Problem to work on:
An exact copy of all the data is required, with pictures left out.

*****

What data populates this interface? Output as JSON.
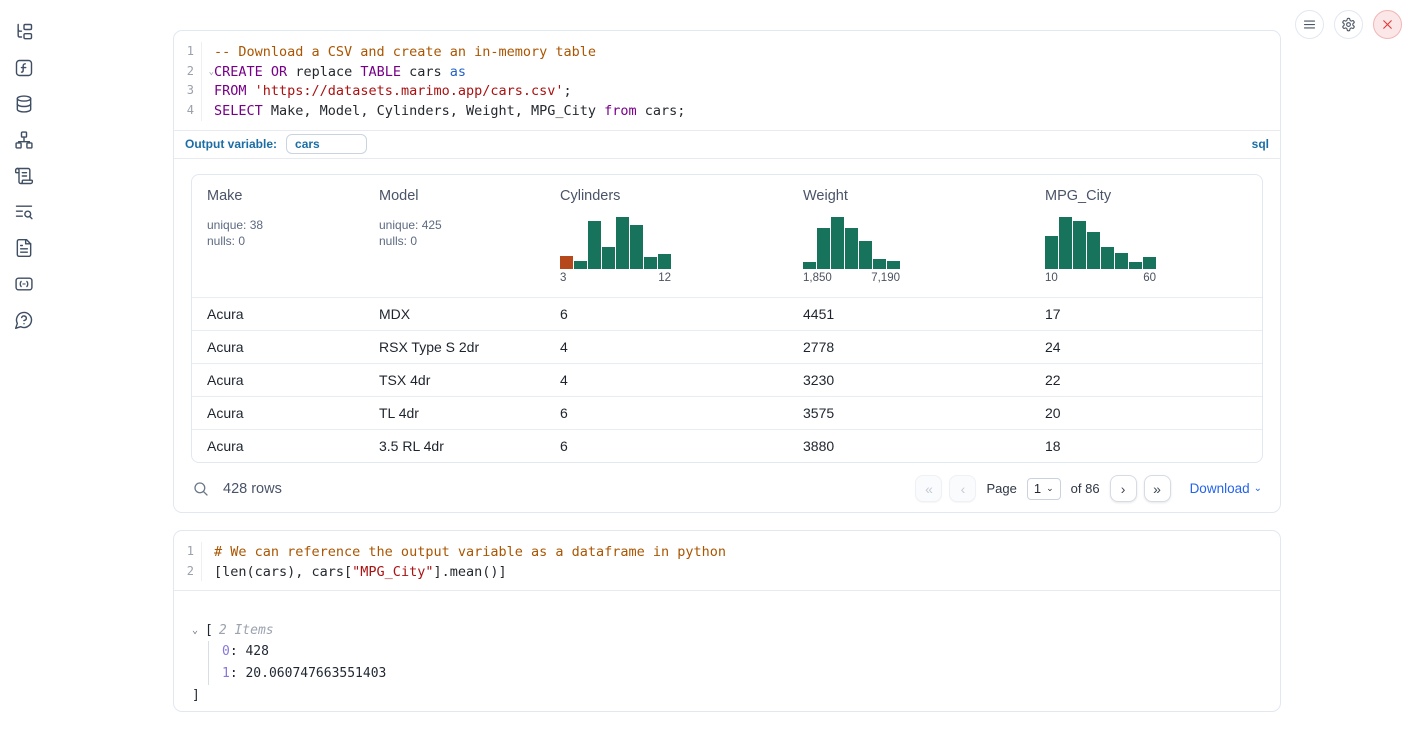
{
  "sidebar": {
    "icons": [
      "file-tree",
      "functions",
      "datasources",
      "dependency-graph",
      "scratchpad",
      "logs-search",
      "documentation",
      "snippets",
      "help"
    ]
  },
  "topbar": {
    "buttons": [
      "menu",
      "settings",
      "close"
    ]
  },
  "colors": {
    "hist_green": "#17735c",
    "hist_orange": "#b5491b",
    "accent_blue": "#1b6da5",
    "link_blue": "#2563eb"
  },
  "cell1": {
    "language_badge": "sql",
    "output_variable_label": "Output variable:",
    "output_variable_value": "cars",
    "code_lines": [
      {
        "no": "1",
        "tokens": [
          {
            "c": "com",
            "t": "-- Download a CSV and create an in-memory table"
          }
        ]
      },
      {
        "no": "2",
        "fold": true,
        "tokens": [
          {
            "c": "kw",
            "t": "CREATE"
          },
          {
            "c": "pl",
            "t": " "
          },
          {
            "c": "kw",
            "t": "OR"
          },
          {
            "c": "pl",
            "t": " replace "
          },
          {
            "c": "kw",
            "t": "TABLE"
          },
          {
            "c": "pl",
            "t": " cars "
          },
          {
            "c": "blue",
            "t": "as"
          }
        ]
      },
      {
        "no": "3",
        "tokens": [
          {
            "c": "kw",
            "t": "FROM"
          },
          {
            "c": "pl",
            "t": " "
          },
          {
            "c": "str",
            "t": "'https://datasets.marimo.app/cars.csv'"
          },
          {
            "c": "pl",
            "t": ";"
          }
        ]
      },
      {
        "no": "4",
        "tokens": [
          {
            "c": "kw",
            "t": "SELECT"
          },
          {
            "c": "pl",
            "t": " Make, Model, Cylinders, Weight, MPG_City "
          },
          {
            "c": "kw",
            "t": "from"
          },
          {
            "c": "pl",
            "t": " cars;"
          }
        ]
      }
    ],
    "table": {
      "columns": [
        {
          "name": "Make",
          "stats": [
            "unique: 38",
            "nulls: 0"
          ]
        },
        {
          "name": "Model",
          "stats": [
            "unique: 425",
            "nulls: 0"
          ]
        },
        {
          "name": "Cylinders",
          "hist_index": 0
        },
        {
          "name": "Weight",
          "hist_index": 1
        },
        {
          "name": "MPG_City",
          "hist_index": 2
        }
      ],
      "rows": [
        [
          "Acura",
          "MDX",
          "6",
          "4451",
          "17"
        ],
        [
          "Acura",
          "RSX Type S 2dr",
          "4",
          "2778",
          "24"
        ],
        [
          "Acura",
          "TSX 4dr",
          "4",
          "3230",
          "22"
        ],
        [
          "Acura",
          "TL 4dr",
          "6",
          "3575",
          "20"
        ],
        [
          "Acura",
          "3.5 RL 4dr",
          "6",
          "3880",
          "18"
        ]
      ]
    },
    "footer": {
      "row_count": "428 rows",
      "page_label": "Page",
      "page_value": "1",
      "of_label": "of 86",
      "download_label": "Download",
      "pager": {
        "first": "«",
        "prev": "‹",
        "next": "›",
        "last": "»"
      }
    }
  },
  "cell2": {
    "code_lines": [
      {
        "no": "1",
        "tokens": [
          {
            "c": "com",
            "t": "# We can reference the output variable as a dataframe in python"
          }
        ]
      },
      {
        "no": "2",
        "tokens": [
          {
            "c": "pl",
            "t": "[len(cars), cars["
          },
          {
            "c": "str",
            "t": "\"MPG_City\""
          },
          {
            "c": "pl",
            "t": "].mean()]"
          }
        ]
      }
    ],
    "output_tree": {
      "open_bracket": "[",
      "items_label": "2 Items",
      "items": [
        {
          "key": "0",
          "value": "428"
        },
        {
          "key": "1",
          "value": "20.060747663551403"
        }
      ],
      "close_bracket": "]"
    }
  },
  "chart_data": [
    {
      "type": "bar",
      "subtype": "column-summary-histogram",
      "title": "Cylinders",
      "xlabel": "",
      "ylabel": "",
      "x_axis_tick_labels": [
        "3",
        "12"
      ],
      "values": [
        0.25,
        0.16,
        0.93,
        0.42,
        1.0,
        0.85,
        0.24,
        0.29
      ],
      "bar_colors": [
        "#b5491b",
        "#17735c",
        "#17735c",
        "#17735c",
        "#17735c",
        "#17735c",
        "#17735c",
        "#17735c"
      ]
    },
    {
      "type": "bar",
      "subtype": "column-summary-histogram",
      "title": "Weight",
      "xlabel": "",
      "ylabel": "",
      "x_axis_tick_labels": [
        "1,850",
        "7,190"
      ],
      "values": [
        0.13,
        0.78,
        1.0,
        0.78,
        0.53,
        0.19,
        0.15
      ],
      "bar_colors": [
        "#17735c",
        "#17735c",
        "#17735c",
        "#17735c",
        "#17735c",
        "#17735c",
        "#17735c"
      ]
    },
    {
      "type": "bar",
      "subtype": "column-summary-histogram",
      "title": "MPG_City",
      "xlabel": "",
      "ylabel": "",
      "x_axis_tick_labels": [
        "10",
        "60"
      ],
      "values": [
        0.63,
        1.0,
        0.92,
        0.71,
        0.42,
        0.31,
        0.13,
        0.23
      ],
      "bar_colors": [
        "#17735c",
        "#17735c",
        "#17735c",
        "#17735c",
        "#17735c",
        "#17735c",
        "#17735c",
        "#17735c"
      ]
    }
  ]
}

*****

Exercise response:
What data populates this interface? Output as JSON.
{
  "sidebar": {
    "icons": [
      "file-tree",
      "functions",
      "datasources",
      "dependency-graph",
      "scratchpad",
      "logs-search",
      "documentation",
      "snippets",
      "help"
    ]
  },
  "topbar": {
    "buttons": [
      "menu",
      "settings",
      "close"
    ]
  },
  "colors": {
    "hist_green": "#17735c",
    "hist_orange": "#b5491b",
    "accent_blue": "#1b6da5",
    "link_blue": "#2563eb"
  },
  "cell1": {
    "language_badge": "sql",
    "output_variable_label": "Output variable:",
    "output_variable_value": "cars",
    "code_lines": [
      {
        "no": "1",
        "tokens": [
          {
            "c": "com",
            "t": "-- Download a CSV and create an in-memory table"
          }
        ]
      },
      {
        "no": "2",
        "fold": true,
        "tokens": [
          {
            "c": "kw",
            "t": "CREATE"
          },
          {
            "c": "pl",
            "t": " "
          },
          {
            "c": "kw",
            "t": "OR"
          },
          {
            "c": "pl",
            "t": " replace "
          },
          {
            "c": "kw",
            "t": "TABLE"
          },
          {
            "c": "pl",
            "t": " cars "
          },
          {
            "c": "blue",
            "t": "as"
          }
        ]
      },
      {
        "no": "3",
        "tokens": [
          {
            "c": "kw",
            "t": "FROM"
          },
          {
            "c": "pl",
            "t": " "
          },
          {
            "c": "str",
            "t": "'https://datasets.marimo.app/cars.csv'"
          },
          {
            "c": "pl",
            "t": ";"
          }
        ]
      },
      {
        "no": "4",
        "tokens": [
          {
            "c": "kw",
            "t": "SELECT"
          },
          {
            "c": "pl",
            "t": " Make, Model, Cylinders, Weight, MPG_City "
          },
          {
            "c": "kw",
            "t": "from"
          },
          {
            "c": "pl",
            "t": " cars;"
          }
        ]
      }
    ],
    "table": {
      "columns": [
        {
          "name": "Make",
          "stats": [
            "unique: 38",
            "nulls: 0"
          ]
        },
        {
          "name": "Model",
          "stats": [
            "unique: 425",
            "nulls: 0"
          ]
        },
        {
          "name": "Cylinders",
          "hist_index": 0
        },
        {
          "name": "Weight",
          "hist_index": 1
        },
        {
          "name": "MPG_City",
          "hist_index": 2
        }
      ],
      "rows": [
        [
          "Acura",
          "MDX",
          "6",
          "4451",
          "17"
        ],
        [
          "Acura",
          "RSX Type S 2dr",
          "4",
          "2778",
          "24"
        ],
        [
          "Acura",
          "TSX 4dr",
          "4",
          "3230",
          "22"
        ],
        [
          "Acura",
          "TL 4dr",
          "6",
          "3575",
          "20"
        ],
        [
          "Acura",
          "3.5 RL 4dr",
          "6",
          "3880",
          "18"
        ]
      ]
    },
    "footer": {
      "row_count": "428 rows",
      "page_label": "Page",
      "page_value": "1",
      "of_label": "of 86",
      "download_label": "Download",
      "pager": {
        "first": "«",
        "prev": "‹",
        "next": "›",
        "last": "»"
      }
    }
  },
  "cell2": {
    "code_lines": [
      {
        "no": "1",
        "tokens": [
          {
            "c": "com",
            "t": "# We can reference the output variable as a dataframe in python"
          }
        ]
      },
      {
        "no": "2",
        "tokens": [
          {
            "c": "pl",
            "t": "[len(cars), cars["
          },
          {
            "c": "str",
            "t": "\"MPG_City\""
          },
          {
            "c": "pl",
            "t": "].mean()]"
          }
        ]
      }
    ],
    "output_tree": {
      "open_bracket": "[",
      "items_label": "2 Items",
      "items": [
        {
          "key": "0",
          "value": "428"
        },
        {
          "key": "1",
          "value": "20.060747663551403"
        }
      ],
      "close_bracket": "]"
    }
  },
  "chart_data": [
    {
      "type": "bar",
      "subtype": "column-summary-histogram",
      "title": "Cylinders",
      "xlabel": "",
      "ylabel": "",
      "x_axis_tick_labels": [
        "3",
        "12"
      ],
      "values": [
        0.25,
        0.16,
        0.93,
        0.42,
        1.0,
        0.85,
        0.24,
        0.29
      ],
      "bar_colors": [
        "#b5491b",
        "#17735c",
        "#17735c",
        "#17735c",
        "#17735c",
        "#17735c",
        "#17735c",
        "#17735c"
      ]
    },
    {
      "type": "bar",
      "subtype": "column-summary-histogram",
      "title": "Weight",
      "xlabel": "",
      "ylabel": "",
      "x_axis_tick_labels": [
        "1,850",
        "7,190"
      ],
      "values": [
        0.13,
        0.78,
        1.0,
        0.78,
        0.53,
        0.19,
        0.15
      ],
      "bar_colors": [
        "#17735c",
        "#17735c",
        "#17735c",
        "#17735c",
        "#17735c",
        "#17735c",
        "#17735c"
      ]
    },
    {
      "type": "bar",
      "subtype": "column-summary-histogram",
      "title": "MPG_City",
      "xlabel": "",
      "ylabel": "",
      "x_axis_tick_labels": [
        "10",
        "60"
      ],
      "values": [
        0.63,
        1.0,
        0.92,
        0.71,
        0.42,
        0.31,
        0.13,
        0.23
      ],
      "bar_colors": [
        "#17735c",
        "#17735c",
        "#17735c",
        "#17735c",
        "#17735c",
        "#17735c",
        "#17735c",
        "#17735c"
      ]
    }
  ]
}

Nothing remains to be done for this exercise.